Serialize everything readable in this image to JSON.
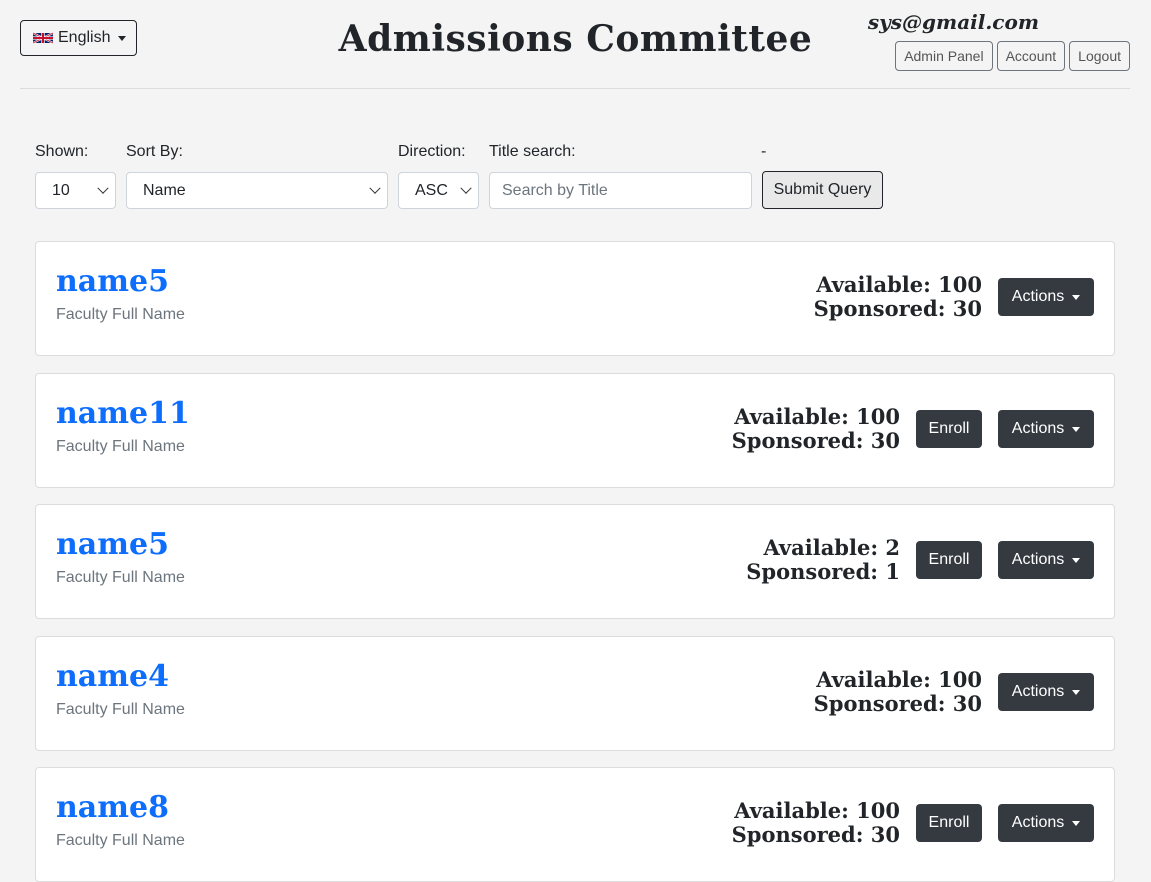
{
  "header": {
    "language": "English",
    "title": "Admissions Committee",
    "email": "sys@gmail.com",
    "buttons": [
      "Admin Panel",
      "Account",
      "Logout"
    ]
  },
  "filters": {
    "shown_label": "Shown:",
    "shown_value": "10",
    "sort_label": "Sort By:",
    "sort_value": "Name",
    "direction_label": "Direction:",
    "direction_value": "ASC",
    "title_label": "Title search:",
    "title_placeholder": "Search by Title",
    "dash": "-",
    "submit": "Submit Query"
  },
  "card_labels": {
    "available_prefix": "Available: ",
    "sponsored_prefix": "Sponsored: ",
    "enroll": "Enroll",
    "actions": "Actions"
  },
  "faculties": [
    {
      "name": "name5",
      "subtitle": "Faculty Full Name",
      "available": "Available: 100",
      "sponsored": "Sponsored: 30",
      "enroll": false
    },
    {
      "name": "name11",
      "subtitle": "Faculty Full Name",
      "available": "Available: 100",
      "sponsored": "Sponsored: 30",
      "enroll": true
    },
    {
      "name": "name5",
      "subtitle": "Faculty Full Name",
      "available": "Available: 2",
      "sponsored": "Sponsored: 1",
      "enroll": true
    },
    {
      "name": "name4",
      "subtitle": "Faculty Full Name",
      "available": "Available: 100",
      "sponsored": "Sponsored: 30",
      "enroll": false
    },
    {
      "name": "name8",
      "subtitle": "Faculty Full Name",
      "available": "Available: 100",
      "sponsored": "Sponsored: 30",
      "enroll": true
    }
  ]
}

* * *

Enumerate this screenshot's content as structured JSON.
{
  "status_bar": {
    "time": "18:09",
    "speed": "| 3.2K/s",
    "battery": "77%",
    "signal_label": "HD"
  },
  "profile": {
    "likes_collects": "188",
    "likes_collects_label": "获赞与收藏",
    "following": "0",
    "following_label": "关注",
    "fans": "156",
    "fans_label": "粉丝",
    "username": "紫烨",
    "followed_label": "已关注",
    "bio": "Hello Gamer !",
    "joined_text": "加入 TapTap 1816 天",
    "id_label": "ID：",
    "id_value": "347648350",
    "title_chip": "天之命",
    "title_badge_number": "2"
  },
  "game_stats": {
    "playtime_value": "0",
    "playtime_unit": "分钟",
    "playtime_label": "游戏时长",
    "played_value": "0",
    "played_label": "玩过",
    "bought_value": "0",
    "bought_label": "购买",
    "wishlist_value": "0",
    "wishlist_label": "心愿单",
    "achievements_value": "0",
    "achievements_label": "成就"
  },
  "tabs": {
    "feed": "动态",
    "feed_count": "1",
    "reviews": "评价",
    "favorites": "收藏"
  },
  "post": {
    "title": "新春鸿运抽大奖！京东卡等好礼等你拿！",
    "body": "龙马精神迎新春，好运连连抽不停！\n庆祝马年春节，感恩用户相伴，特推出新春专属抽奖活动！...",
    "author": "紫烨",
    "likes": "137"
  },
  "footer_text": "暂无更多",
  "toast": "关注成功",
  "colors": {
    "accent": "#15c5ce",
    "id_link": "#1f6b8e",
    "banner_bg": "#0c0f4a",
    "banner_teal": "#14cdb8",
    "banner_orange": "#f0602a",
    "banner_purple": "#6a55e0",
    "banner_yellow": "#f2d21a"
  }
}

_INSTRUCTIONS FOR THE TASK_
Look through the material above. Copy each line where the word "JSON" appears.

_SOLUTION FOR THIS TASK_
Serialize everything readable in this image to JSON.
Enumerate this screenshot's content as structured JSON.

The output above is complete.